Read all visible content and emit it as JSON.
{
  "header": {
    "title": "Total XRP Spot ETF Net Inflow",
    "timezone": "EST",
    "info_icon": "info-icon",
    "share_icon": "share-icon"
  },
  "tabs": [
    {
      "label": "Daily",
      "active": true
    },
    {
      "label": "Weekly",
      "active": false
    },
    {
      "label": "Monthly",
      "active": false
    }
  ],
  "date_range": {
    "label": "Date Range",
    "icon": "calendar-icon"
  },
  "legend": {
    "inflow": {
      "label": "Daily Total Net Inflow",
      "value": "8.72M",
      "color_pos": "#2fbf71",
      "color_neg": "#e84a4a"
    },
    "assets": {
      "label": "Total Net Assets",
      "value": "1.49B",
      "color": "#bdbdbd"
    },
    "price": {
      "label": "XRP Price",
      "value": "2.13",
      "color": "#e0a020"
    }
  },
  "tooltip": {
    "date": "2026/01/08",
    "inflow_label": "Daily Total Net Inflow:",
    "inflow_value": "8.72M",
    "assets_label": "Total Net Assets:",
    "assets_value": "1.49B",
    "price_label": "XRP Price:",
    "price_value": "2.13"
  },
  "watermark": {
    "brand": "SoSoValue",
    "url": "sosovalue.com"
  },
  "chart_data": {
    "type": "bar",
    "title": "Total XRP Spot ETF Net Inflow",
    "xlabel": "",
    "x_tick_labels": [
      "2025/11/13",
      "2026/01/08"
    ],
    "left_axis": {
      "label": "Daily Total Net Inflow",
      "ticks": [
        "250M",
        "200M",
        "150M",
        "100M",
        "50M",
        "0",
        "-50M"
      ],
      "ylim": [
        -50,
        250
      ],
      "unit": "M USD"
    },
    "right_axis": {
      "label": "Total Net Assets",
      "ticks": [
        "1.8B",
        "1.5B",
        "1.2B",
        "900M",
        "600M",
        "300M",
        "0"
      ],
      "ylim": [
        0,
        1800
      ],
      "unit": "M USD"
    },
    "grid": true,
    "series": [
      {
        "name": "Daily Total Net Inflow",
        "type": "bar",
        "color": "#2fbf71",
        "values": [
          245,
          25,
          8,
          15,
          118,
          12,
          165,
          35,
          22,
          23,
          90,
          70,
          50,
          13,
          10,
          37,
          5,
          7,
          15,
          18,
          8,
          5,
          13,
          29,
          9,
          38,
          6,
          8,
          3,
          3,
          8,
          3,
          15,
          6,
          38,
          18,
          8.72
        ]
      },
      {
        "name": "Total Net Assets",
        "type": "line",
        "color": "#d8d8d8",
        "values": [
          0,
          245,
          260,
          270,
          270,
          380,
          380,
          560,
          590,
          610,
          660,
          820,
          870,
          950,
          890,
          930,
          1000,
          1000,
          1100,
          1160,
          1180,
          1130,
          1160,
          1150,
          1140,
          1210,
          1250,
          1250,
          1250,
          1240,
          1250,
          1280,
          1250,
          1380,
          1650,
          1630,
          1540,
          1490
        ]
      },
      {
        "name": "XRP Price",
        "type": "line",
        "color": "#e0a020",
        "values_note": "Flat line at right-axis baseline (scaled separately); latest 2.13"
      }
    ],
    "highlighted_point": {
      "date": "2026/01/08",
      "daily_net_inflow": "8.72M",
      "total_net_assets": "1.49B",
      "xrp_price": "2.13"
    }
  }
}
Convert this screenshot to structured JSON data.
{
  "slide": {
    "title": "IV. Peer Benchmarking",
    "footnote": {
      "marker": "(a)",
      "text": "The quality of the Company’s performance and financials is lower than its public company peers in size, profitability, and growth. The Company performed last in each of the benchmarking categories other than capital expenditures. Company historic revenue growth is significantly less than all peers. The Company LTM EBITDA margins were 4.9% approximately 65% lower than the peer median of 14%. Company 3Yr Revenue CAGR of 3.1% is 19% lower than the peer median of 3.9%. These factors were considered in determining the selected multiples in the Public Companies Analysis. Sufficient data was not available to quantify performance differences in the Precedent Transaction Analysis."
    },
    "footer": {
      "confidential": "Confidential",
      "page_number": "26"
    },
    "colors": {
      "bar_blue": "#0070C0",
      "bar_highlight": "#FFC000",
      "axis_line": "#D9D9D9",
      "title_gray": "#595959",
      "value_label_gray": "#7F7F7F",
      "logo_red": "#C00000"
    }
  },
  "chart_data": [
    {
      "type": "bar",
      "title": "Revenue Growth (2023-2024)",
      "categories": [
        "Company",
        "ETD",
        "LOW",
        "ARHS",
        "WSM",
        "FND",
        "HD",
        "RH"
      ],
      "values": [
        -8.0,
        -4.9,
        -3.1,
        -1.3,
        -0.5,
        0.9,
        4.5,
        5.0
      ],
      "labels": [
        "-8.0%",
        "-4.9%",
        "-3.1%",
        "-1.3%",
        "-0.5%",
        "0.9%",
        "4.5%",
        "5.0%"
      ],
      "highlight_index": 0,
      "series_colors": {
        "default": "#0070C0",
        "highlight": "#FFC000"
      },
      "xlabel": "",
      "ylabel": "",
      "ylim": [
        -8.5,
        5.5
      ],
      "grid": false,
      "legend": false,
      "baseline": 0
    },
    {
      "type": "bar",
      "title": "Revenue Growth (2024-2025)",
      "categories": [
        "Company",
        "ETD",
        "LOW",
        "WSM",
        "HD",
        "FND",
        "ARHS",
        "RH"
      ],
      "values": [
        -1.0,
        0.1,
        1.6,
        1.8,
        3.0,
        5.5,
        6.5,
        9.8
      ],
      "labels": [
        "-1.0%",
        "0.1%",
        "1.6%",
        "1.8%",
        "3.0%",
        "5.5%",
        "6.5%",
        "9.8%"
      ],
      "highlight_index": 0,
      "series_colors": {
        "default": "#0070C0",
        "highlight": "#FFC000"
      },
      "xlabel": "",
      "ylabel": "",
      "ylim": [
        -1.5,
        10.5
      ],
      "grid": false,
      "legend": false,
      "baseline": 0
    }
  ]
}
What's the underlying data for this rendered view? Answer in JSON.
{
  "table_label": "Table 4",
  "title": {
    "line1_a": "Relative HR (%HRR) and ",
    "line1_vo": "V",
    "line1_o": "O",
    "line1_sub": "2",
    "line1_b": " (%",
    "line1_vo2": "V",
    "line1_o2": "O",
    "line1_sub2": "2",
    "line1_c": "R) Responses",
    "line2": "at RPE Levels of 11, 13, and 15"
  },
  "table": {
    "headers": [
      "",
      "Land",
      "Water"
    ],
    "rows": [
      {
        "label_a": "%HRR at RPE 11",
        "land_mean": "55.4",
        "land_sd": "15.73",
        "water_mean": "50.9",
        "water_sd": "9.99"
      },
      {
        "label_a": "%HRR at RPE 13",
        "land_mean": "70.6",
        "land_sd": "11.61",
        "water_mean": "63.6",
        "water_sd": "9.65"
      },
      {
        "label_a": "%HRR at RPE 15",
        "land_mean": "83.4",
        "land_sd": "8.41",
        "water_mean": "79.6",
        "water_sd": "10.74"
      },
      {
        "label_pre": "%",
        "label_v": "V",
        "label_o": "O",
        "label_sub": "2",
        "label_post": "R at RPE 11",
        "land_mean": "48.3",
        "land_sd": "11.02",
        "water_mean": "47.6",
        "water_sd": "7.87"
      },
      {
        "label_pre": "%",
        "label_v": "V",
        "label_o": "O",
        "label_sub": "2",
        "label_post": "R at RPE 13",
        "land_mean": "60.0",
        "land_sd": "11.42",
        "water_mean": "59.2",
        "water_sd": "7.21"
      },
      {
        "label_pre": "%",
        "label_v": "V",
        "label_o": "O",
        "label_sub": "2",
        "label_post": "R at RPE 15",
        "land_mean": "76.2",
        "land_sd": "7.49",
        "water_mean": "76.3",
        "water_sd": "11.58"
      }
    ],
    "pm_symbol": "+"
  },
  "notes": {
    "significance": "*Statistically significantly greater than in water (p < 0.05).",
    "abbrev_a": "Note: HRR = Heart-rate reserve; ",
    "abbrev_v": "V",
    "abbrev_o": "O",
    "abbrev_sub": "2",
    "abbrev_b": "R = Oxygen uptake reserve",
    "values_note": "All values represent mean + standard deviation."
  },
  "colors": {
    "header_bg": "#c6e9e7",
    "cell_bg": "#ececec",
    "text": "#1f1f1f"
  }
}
^^^^
== Set problem ==
In the entries above, identify every line with the string "JSON".

== Task answer ==
Read all visible content and emit it as JSON.
Convert this screenshot to structured JSON data.
What's the underlying data for this rendered view? Answer in JSON.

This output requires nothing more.